▶ _Problem_: For each line that holds "type", copy the line out.

— Start Input records —

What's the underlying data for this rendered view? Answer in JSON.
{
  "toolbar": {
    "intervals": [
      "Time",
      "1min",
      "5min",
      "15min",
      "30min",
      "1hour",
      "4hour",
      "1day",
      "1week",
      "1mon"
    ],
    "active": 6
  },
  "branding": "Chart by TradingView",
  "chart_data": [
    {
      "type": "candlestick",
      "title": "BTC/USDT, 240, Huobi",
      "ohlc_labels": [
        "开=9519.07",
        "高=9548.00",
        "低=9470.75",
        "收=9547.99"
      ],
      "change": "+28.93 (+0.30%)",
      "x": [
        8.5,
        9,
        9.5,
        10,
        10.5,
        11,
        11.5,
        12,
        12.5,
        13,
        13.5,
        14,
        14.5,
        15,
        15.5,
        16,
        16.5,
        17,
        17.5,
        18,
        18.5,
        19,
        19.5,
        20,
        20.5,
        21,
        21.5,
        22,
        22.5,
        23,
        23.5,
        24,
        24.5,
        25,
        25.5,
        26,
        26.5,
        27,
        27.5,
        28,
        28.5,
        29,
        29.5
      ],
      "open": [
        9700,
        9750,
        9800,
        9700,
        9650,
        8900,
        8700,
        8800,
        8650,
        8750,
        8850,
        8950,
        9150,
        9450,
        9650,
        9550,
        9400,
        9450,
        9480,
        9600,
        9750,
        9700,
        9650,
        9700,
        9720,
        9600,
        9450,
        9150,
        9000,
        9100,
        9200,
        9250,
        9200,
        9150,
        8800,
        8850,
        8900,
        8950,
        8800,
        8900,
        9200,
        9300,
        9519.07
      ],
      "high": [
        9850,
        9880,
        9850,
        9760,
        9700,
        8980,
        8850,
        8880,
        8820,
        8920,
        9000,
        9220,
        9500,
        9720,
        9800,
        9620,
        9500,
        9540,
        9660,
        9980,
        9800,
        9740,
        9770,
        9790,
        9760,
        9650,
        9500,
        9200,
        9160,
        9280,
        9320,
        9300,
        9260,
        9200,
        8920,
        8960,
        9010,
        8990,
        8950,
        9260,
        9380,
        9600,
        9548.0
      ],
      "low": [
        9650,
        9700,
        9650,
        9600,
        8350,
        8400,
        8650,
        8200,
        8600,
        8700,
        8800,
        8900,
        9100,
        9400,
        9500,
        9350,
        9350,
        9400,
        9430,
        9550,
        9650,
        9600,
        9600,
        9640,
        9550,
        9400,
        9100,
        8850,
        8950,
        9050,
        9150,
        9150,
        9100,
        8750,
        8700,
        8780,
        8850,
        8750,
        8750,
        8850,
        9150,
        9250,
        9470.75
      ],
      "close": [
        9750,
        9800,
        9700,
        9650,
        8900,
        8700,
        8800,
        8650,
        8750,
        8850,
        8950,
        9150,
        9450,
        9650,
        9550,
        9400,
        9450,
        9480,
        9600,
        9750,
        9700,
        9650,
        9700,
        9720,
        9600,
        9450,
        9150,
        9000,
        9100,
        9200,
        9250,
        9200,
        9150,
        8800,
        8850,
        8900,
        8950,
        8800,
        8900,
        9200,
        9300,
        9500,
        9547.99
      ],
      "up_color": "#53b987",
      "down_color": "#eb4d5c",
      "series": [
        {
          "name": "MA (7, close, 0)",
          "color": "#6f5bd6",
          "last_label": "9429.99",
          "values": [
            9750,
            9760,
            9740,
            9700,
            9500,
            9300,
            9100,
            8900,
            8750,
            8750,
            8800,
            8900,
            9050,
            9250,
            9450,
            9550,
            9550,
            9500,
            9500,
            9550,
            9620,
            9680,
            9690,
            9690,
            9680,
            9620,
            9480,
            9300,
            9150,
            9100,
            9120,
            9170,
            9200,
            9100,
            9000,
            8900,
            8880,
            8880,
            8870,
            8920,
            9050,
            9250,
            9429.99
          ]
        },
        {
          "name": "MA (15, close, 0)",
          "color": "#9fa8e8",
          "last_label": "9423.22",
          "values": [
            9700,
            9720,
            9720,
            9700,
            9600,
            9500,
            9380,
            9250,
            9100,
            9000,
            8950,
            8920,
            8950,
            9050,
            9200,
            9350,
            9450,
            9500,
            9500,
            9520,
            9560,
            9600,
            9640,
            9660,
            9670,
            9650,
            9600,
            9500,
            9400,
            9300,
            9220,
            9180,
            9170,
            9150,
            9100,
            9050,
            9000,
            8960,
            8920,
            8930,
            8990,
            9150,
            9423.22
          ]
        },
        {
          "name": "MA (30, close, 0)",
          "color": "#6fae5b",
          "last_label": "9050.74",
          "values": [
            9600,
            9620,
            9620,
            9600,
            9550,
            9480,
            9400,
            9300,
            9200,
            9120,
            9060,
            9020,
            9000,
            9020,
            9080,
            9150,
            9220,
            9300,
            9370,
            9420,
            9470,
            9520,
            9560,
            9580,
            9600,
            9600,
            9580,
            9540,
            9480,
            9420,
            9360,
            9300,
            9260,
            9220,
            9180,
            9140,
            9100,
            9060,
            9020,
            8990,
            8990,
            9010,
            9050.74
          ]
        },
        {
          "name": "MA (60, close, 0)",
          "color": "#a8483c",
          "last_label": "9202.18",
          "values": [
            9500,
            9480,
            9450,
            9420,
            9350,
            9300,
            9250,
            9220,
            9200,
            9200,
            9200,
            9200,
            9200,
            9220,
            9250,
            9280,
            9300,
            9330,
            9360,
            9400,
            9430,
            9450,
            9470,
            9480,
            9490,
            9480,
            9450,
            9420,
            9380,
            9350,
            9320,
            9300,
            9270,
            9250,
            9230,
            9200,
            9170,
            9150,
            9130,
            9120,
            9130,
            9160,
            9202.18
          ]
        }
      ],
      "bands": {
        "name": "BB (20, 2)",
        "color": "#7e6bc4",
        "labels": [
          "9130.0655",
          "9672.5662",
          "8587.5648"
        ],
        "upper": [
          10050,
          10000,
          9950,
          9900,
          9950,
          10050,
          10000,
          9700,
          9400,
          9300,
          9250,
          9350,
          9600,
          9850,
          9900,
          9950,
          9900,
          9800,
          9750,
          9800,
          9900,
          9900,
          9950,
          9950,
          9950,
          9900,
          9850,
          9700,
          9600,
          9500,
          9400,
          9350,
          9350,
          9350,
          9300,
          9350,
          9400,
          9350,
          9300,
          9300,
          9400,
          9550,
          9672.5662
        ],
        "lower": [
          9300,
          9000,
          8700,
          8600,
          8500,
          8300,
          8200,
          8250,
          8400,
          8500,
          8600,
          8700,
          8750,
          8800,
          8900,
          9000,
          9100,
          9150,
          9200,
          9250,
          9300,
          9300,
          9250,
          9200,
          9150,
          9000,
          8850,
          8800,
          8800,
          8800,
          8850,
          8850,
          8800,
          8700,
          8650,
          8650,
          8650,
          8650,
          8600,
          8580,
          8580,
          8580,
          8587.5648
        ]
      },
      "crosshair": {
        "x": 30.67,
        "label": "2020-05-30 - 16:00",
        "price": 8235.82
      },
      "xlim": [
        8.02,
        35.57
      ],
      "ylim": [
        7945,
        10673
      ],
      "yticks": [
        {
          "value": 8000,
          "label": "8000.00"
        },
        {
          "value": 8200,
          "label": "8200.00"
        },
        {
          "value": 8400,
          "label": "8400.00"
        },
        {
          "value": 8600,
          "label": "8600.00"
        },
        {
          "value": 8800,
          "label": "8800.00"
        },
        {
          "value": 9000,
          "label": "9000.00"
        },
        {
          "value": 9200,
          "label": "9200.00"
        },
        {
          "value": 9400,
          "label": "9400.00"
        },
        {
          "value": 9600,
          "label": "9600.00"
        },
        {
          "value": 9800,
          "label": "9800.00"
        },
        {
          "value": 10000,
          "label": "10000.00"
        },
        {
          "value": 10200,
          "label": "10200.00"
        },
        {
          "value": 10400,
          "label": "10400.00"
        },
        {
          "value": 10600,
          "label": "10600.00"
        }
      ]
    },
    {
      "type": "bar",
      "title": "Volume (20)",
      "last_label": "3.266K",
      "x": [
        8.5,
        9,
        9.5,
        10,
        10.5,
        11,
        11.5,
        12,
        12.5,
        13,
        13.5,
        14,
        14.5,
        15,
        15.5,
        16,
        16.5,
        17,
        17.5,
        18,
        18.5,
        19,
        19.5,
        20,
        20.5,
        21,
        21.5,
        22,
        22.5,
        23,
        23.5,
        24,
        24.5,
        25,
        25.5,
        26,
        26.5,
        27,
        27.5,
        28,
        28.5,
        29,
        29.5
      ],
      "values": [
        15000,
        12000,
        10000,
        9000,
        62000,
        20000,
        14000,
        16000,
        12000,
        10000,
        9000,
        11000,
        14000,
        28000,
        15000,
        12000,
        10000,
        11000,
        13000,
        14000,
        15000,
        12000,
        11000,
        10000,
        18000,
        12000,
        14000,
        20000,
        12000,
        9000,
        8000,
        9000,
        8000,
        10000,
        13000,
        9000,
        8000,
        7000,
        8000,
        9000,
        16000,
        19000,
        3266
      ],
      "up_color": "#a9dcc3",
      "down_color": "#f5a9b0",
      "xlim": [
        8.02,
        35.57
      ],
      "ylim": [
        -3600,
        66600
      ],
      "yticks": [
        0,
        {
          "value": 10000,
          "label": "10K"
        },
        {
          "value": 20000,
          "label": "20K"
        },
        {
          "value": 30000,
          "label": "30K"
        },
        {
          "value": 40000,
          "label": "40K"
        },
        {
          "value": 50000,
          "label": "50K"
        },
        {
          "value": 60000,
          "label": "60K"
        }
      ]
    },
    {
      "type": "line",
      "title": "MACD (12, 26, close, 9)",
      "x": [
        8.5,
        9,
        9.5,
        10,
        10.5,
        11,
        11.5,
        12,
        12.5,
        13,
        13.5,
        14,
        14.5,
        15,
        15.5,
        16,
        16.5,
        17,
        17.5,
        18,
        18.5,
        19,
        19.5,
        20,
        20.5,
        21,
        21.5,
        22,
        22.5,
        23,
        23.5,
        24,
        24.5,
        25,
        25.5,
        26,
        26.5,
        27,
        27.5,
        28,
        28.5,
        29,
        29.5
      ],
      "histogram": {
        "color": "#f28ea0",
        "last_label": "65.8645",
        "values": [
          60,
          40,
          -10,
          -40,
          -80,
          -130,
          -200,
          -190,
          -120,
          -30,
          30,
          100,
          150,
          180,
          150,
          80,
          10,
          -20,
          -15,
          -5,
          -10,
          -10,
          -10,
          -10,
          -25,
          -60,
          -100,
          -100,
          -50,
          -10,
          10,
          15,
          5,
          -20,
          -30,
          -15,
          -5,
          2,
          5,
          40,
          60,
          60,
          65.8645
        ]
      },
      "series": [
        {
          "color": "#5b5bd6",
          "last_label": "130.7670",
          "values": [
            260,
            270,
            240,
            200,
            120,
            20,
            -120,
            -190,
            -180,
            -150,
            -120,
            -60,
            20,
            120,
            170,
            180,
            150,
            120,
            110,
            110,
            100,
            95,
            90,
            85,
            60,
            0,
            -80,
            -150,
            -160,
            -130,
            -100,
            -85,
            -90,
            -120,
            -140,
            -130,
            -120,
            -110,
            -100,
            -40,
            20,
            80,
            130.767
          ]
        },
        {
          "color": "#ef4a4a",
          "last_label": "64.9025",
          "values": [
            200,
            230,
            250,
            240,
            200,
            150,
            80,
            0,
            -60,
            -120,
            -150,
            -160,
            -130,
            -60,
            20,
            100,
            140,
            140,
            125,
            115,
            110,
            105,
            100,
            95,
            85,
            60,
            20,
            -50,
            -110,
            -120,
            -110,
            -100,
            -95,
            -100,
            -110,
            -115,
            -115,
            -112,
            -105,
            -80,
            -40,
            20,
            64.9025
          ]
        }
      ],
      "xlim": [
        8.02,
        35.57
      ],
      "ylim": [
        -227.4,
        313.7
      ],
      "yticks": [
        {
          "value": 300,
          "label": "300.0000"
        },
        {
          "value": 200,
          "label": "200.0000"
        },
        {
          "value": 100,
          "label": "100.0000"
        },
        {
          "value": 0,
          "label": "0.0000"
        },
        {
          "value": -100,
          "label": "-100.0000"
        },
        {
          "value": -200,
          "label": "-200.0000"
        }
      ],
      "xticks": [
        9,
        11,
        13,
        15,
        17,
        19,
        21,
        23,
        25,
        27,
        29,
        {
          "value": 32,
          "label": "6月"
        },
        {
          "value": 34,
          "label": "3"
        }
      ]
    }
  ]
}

— End Input records —

▶ _Reply_:
      "type": "candlestick",
      "type": "bar",
      "type": "line",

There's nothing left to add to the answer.